Recorded data =>
* * * *

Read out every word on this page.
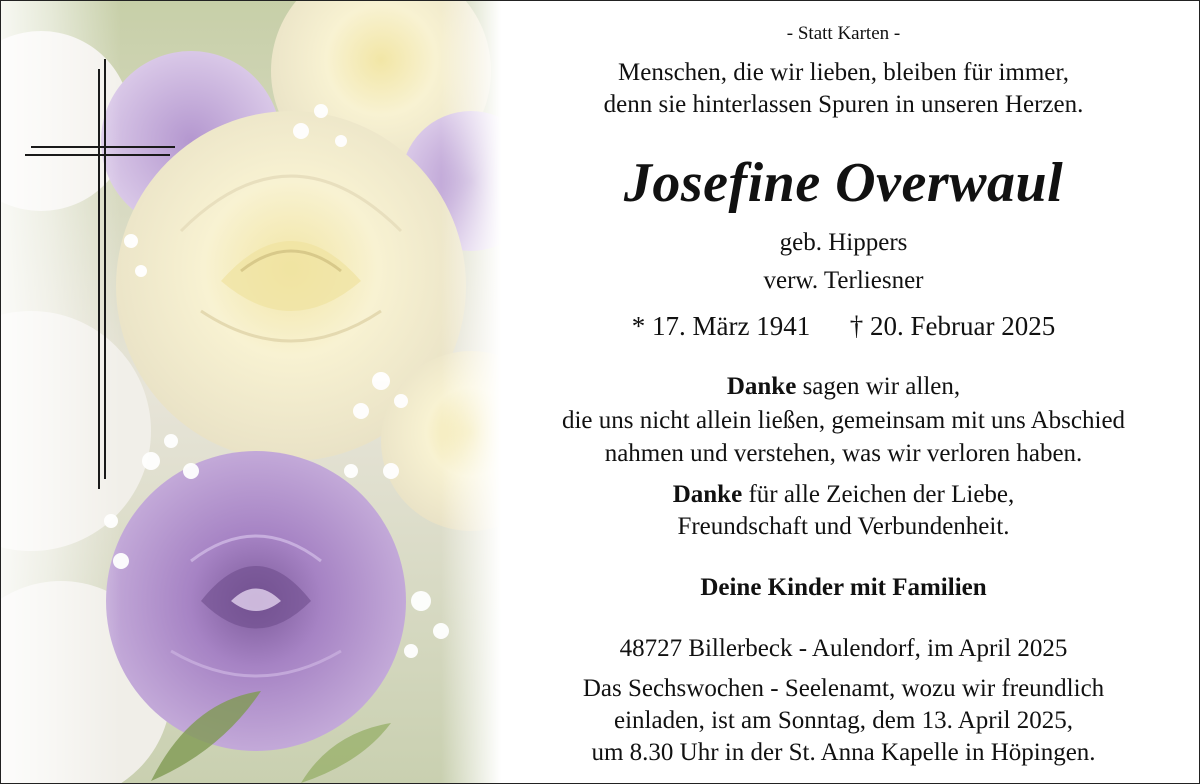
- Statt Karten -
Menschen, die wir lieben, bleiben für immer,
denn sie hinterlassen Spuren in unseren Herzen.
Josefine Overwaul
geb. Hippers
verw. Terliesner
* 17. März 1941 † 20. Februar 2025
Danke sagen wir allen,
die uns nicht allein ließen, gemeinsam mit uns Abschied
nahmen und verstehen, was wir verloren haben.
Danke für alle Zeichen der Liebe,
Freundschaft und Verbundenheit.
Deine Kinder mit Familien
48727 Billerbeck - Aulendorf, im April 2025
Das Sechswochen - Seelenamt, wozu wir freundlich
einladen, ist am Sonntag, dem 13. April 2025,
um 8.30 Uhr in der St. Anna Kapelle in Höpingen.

* * * *

Exercise directions => Leave out the pictures and output every record above precisely as given.

Final answer =>
Read out every word on this page.
- Statt Karten -
Menschen, die wir lieben, bleiben für immer,
denn sie hinterlassen Spuren in unseren Herzen.
Josefine Overwaul
geb. Hippers
verw. Terliesner
* 17. März 1941 † 20. Februar 2025
Danke sagen wir allen,
die uns nicht allein ließen, gemeinsam mit uns Abschied
nahmen und verstehen, was wir verloren haben.
Danke für alle Zeichen der Liebe,
Freundschaft und Verbundenheit.
Deine Kinder mit Familien
48727 Billerbeck - Aulendorf, im April 2025
Das Sechswochen - Seelenamt, wozu wir freundlich
einladen, ist am Sonntag, dem 13. April 2025,
um 8.30 Uhr in der St. Anna Kapelle in Höpingen.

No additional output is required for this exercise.